In the listing below, pick out lines with "Previous".

▶ **Dataset excerpts**
======

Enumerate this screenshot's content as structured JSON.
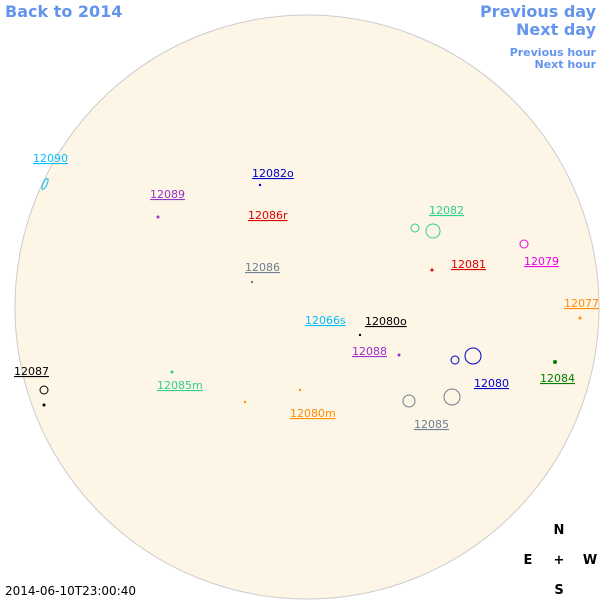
{
  "nav": {
    "back": "Back to 2014",
    "previous_day": "Previous day",
    "next_day": "Next day",
    "previous_hour": "Previous hour",
    "next_hour": "Next hour"
  },
  "timestamp": "2014-06-10T23:00:40",
  "compass": {
    "north": "N",
    "east": "E",
    "center": "+",
    "west": "W",
    "south": "S"
  },
  "regions": [
    {
      "label": "12090",
      "color": "#00bfff"
    },
    {
      "label": "12082o",
      "color": "#0000cd"
    },
    {
      "label": "12089",
      "color": "#9932cc"
    },
    {
      "label": "12086r",
      "color": "#dd0000"
    },
    {
      "label": "12082",
      "color": "#2fcf8f"
    },
    {
      "label": "12086",
      "color": "#708090"
    },
    {
      "label": "12081",
      "color": "#dd0000"
    },
    {
      "label": "12079",
      "color": "#ee00ee"
    },
    {
      "label": "12077",
      "color": "#ff8c00"
    },
    {
      "label": "12066s",
      "color": "#00bfff"
    },
    {
      "label": "12080o",
      "color": "#000000"
    },
    {
      "label": "12088",
      "color": "#9932cc"
    },
    {
      "label": "12087",
      "color": "#000000"
    },
    {
      "label": "12085m",
      "color": "#2fcf8f"
    },
    {
      "label": "12080",
      "color": "#0000cd"
    },
    {
      "label": "12084",
      "color": "#008000"
    },
    {
      "label": "12080m",
      "color": "#ff8c00"
    },
    {
      "label": "12085",
      "color": "#708090"
    }
  ]
}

======

▶ **Exercise output**
    "previous_day": "Previous day",
    "previous_hour": "Previous hour",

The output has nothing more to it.